What you should do. Would you retype all of these records exactly?

Materials provided.
################

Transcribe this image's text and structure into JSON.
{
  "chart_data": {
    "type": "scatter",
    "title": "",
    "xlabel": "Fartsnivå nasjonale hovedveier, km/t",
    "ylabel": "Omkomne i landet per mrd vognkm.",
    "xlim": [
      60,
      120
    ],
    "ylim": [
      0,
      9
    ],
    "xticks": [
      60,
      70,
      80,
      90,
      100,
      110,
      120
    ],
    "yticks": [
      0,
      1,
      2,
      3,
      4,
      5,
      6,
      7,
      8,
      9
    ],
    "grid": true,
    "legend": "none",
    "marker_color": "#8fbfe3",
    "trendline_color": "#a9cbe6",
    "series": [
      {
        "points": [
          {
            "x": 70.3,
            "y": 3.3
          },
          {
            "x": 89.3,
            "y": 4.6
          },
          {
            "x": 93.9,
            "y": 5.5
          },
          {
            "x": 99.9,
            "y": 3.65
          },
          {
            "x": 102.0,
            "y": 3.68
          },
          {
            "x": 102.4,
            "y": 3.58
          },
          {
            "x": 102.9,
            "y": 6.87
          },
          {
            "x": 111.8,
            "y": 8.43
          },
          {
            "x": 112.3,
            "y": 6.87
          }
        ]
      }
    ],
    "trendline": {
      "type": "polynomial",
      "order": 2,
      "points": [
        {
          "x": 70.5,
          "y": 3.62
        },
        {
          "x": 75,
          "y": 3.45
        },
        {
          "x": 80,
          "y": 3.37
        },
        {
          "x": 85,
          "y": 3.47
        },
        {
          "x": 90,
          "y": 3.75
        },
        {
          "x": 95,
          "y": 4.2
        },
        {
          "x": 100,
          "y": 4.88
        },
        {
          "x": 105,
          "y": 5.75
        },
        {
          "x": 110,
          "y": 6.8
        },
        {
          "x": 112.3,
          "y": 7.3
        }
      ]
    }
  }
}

################

Output of the exercise.
Transcribe this image's text and structure into JSON.
{
  "chart_data": {
    "type": "scatter",
    "title": "",
    "xlabel": "Fartsnivå nasjonale hovedveier, km/t",
    "ylabel": "Omkomne i landet per mrd vognkm.",
    "xlim": [
      60,
      120
    ],
    "ylim": [
      0,
      9
    ],
    "xticks": [
      60,
      70,
      80,
      90,
      100,
      110,
      120
    ],
    "yticks": [
      0,
      1,
      2,
      3,
      4,
      5,
      6,
      7,
      8,
      9
    ],
    "grid": true,
    "legend": "none",
    "marker_color": "#8fbfe3",
    "trendline_color": "#a9cbe6",
    "series": [
      {
        "points": [
          {
            "x": 70.3,
            "y": 3.3
          },
          {
            "x": 89.3,
            "y": 4.6
          },
          {
            "x": 93.9,
            "y": 5.5
          },
          {
            "x": 99.9,
            "y": 3.65
          },
          {
            "x": 102.0,
            "y": 3.68
          },
          {
            "x": 102.4,
            "y": 3.58
          },
          {
            "x": 102.9,
            "y": 6.87
          },
          {
            "x": 111.8,
            "y": 8.43
          },
          {
            "x": 112.3,
            "y": 6.87
          }
        ]
      }
    ],
    "trendline": {
      "type": "polynomial",
      "order": 2,
      "points": [
        {
          "x": 70.5,
          "y": 3.62
        },
        {
          "x": 75,
          "y": 3.45
        },
        {
          "x": 80,
          "y": 3.37
        },
        {
          "x": 85,
          "y": 3.47
        },
        {
          "x": 90,
          "y": 3.75
        },
        {
          "x": 95,
          "y": 4.2
        },
        {
          "x": 100,
          "y": 4.88
        },
        {
          "x": 105,
          "y": 5.75
        },
        {
          "x": 110,
          "y": 6.8
        },
        {
          "x": 112.3,
          "y": 7.3
        }
      ]
    }
  }
}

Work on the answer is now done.